◆ TASK DIRECTIONS
Make a verbatim copy of the entries below; pictures stay out.

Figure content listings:
------------------------------------------------------------------------

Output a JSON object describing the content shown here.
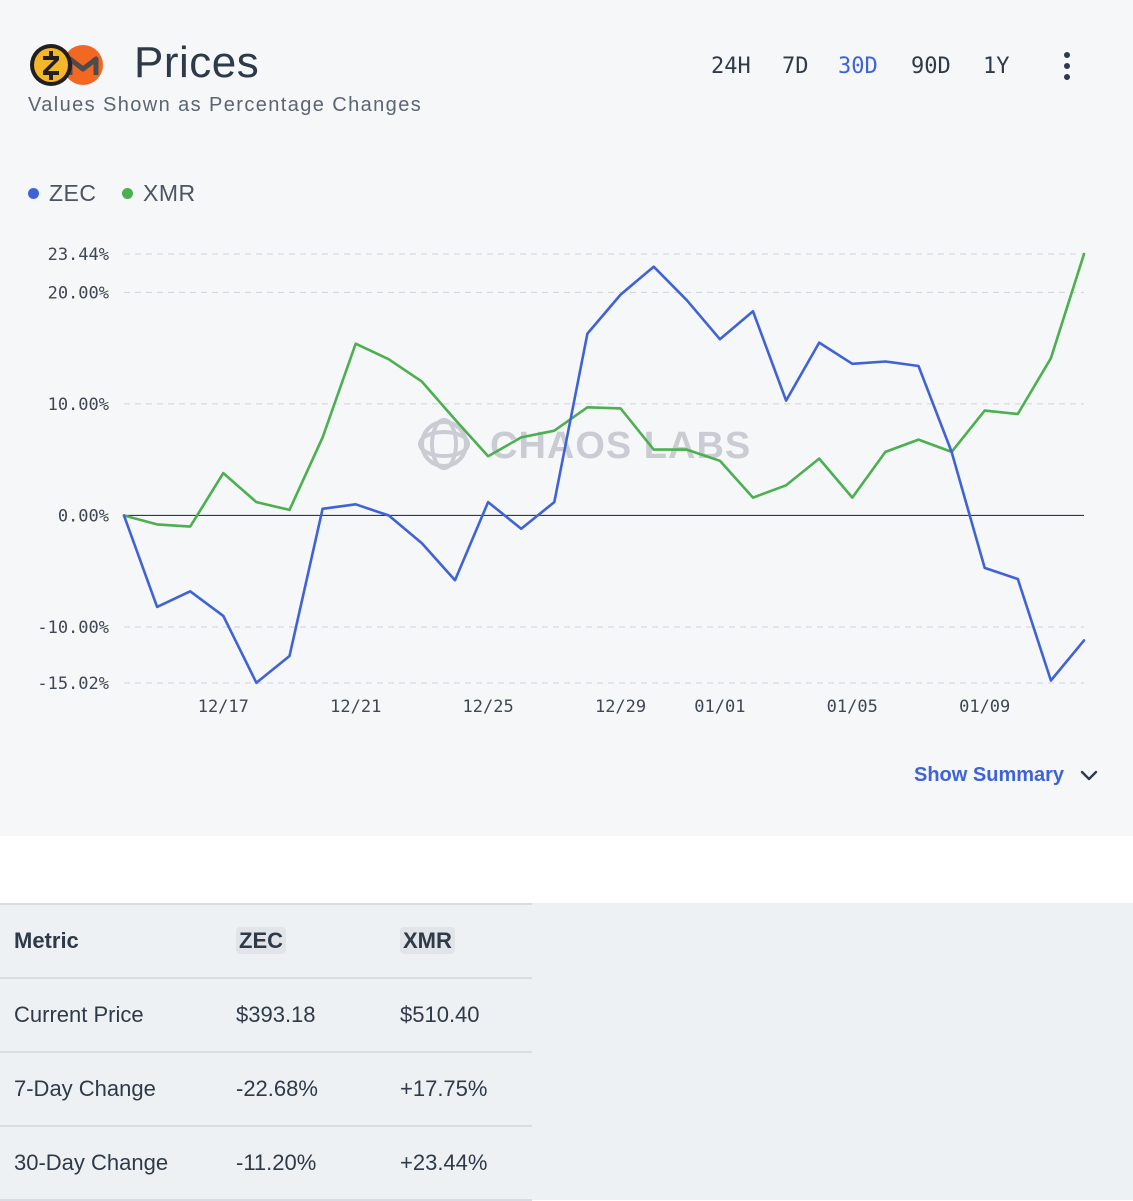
{
  "header": {
    "title": "Prices",
    "subtitle": "Values Shown as Percentage Changes",
    "ranges": [
      {
        "label": "24H",
        "active": false
      },
      {
        "label": "7D",
        "active": false
      },
      {
        "label": "30D",
        "active": true
      },
      {
        "label": "90D",
        "active": false
      },
      {
        "label": "1Y",
        "active": false
      }
    ]
  },
  "colors": {
    "zec": "#3f63d6",
    "xmr": "#4caf50",
    "accent": "#3f63d6",
    "zec_logo": "#f4b728",
    "xmr_logo": "#f26822"
  },
  "watermark": "CHAOS LABS",
  "summary": {
    "label": "Show Summary"
  },
  "chart_data": {
    "type": "line",
    "x": [
      "12/14",
      "12/15",
      "12/16",
      "12/17",
      "12/18",
      "12/19",
      "12/20",
      "12/21",
      "12/22",
      "12/23",
      "12/24",
      "12/25",
      "12/26",
      "12/27",
      "12/28",
      "12/29",
      "12/30",
      "12/31",
      "01/01",
      "01/02",
      "01/03",
      "01/04",
      "01/05",
      "01/06",
      "01/07",
      "01/08",
      "01/09",
      "01/10",
      "01/11",
      "01/12"
    ],
    "x_ticks": [
      "12/17",
      "12/21",
      "12/25",
      "12/29",
      "01/01",
      "01/05",
      "01/09"
    ],
    "y_ticks": [
      23.44,
      20.0,
      10.0,
      0.0,
      -10.0,
      -15.02
    ],
    "y_tick_labels": [
      "23.44%",
      "20.00%",
      "10.00%",
      "0.00%",
      "-10.00%",
      "-15.02%"
    ],
    "ylim": [
      -15.02,
      23.44
    ],
    "grid": true,
    "legend": "top-left",
    "title": "",
    "xlabel": "",
    "ylabel": "",
    "series": [
      {
        "name": "ZEC",
        "values": [
          0.0,
          -8.2,
          -6.8,
          -9.0,
          -15.0,
          -12.6,
          0.6,
          1.0,
          0.0,
          -2.5,
          -5.8,
          1.2,
          -1.2,
          1.2,
          16.3,
          19.8,
          22.3,
          19.3,
          15.8,
          18.3,
          10.3,
          15.5,
          13.6,
          13.8,
          13.4,
          5.7,
          -4.7,
          -5.7,
          -14.8,
          -11.2
        ]
      },
      {
        "name": "XMR",
        "values": [
          0.0,
          -0.8,
          -1.0,
          3.8,
          1.2,
          0.5,
          7.0,
          15.4,
          14.0,
          12.0,
          8.6,
          5.3,
          7.0,
          7.6,
          9.7,
          9.6,
          5.9,
          5.9,
          4.9,
          1.6,
          2.7,
          5.1,
          1.6,
          5.7,
          6.8,
          5.7,
          9.4,
          9.1,
          14.1,
          23.44
        ]
      }
    ]
  },
  "table": {
    "headers": [
      "Metric",
      "ZEC",
      "XMR"
    ],
    "rows": [
      [
        "Current Price",
        "$393.18",
        "$510.40"
      ],
      [
        "7-Day Change",
        "-22.68%",
        "+17.75%"
      ],
      [
        "30-Day Change",
        "-11.20%",
        "+23.44%"
      ]
    ]
  }
}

------------------------------------------------------------------------

◆ OUTPUT OF THE EXERCISE
Output a JSON object describing the content shown here.
{
  "header": {
    "title": "Prices",
    "subtitle": "Values Shown as Percentage Changes",
    "ranges": [
      {
        "label": "24H",
        "active": false
      },
      {
        "label": "7D",
        "active": false
      },
      {
        "label": "30D",
        "active": true
      },
      {
        "label": "90D",
        "active": false
      },
      {
        "label": "1Y",
        "active": false
      }
    ]
  },
  "colors": {
    "zec": "#3f63d6",
    "xmr": "#4caf50",
    "accent": "#3f63d6",
    "zec_logo": "#f4b728",
    "xmr_logo": "#f26822"
  },
  "watermark": "CHAOS LABS",
  "summary": {
    "label": "Show Summary"
  },
  "chart_data": {
    "type": "line",
    "x": [
      "12/14",
      "12/15",
      "12/16",
      "12/17",
      "12/18",
      "12/19",
      "12/20",
      "12/21",
      "12/22",
      "12/23",
      "12/24",
      "12/25",
      "12/26",
      "12/27",
      "12/28",
      "12/29",
      "12/30",
      "12/31",
      "01/01",
      "01/02",
      "01/03",
      "01/04",
      "01/05",
      "01/06",
      "01/07",
      "01/08",
      "01/09",
      "01/10",
      "01/11",
      "01/12"
    ],
    "x_ticks": [
      "12/17",
      "12/21",
      "12/25",
      "12/29",
      "01/01",
      "01/05",
      "01/09"
    ],
    "y_ticks": [
      23.44,
      20.0,
      10.0,
      0.0,
      -10.0,
      -15.02
    ],
    "y_tick_labels": [
      "23.44%",
      "20.00%",
      "10.00%",
      "0.00%",
      "-10.00%",
      "-15.02%"
    ],
    "ylim": [
      -15.02,
      23.44
    ],
    "grid": true,
    "legend": "top-left",
    "title": "",
    "xlabel": "",
    "ylabel": "",
    "series": [
      {
        "name": "ZEC",
        "values": [
          0.0,
          -8.2,
          -6.8,
          -9.0,
          -15.0,
          -12.6,
          0.6,
          1.0,
          0.0,
          -2.5,
          -5.8,
          1.2,
          -1.2,
          1.2,
          16.3,
          19.8,
          22.3,
          19.3,
          15.8,
          18.3,
          10.3,
          15.5,
          13.6,
          13.8,
          13.4,
          5.7,
          -4.7,
          -5.7,
          -14.8,
          -11.2
        ]
      },
      {
        "name": "XMR",
        "values": [
          0.0,
          -0.8,
          -1.0,
          3.8,
          1.2,
          0.5,
          7.0,
          15.4,
          14.0,
          12.0,
          8.6,
          5.3,
          7.0,
          7.6,
          9.7,
          9.6,
          5.9,
          5.9,
          4.9,
          1.6,
          2.7,
          5.1,
          1.6,
          5.7,
          6.8,
          5.7,
          9.4,
          9.1,
          14.1,
          23.44
        ]
      }
    ]
  },
  "table": {
    "headers": [
      "Metric",
      "ZEC",
      "XMR"
    ],
    "rows": [
      [
        "Current Price",
        "$393.18",
        "$510.40"
      ],
      [
        "7-Day Change",
        "-22.68%",
        "+17.75%"
      ],
      [
        "30-Day Change",
        "-11.20%",
        "+23.44%"
      ]
    ]
  }
}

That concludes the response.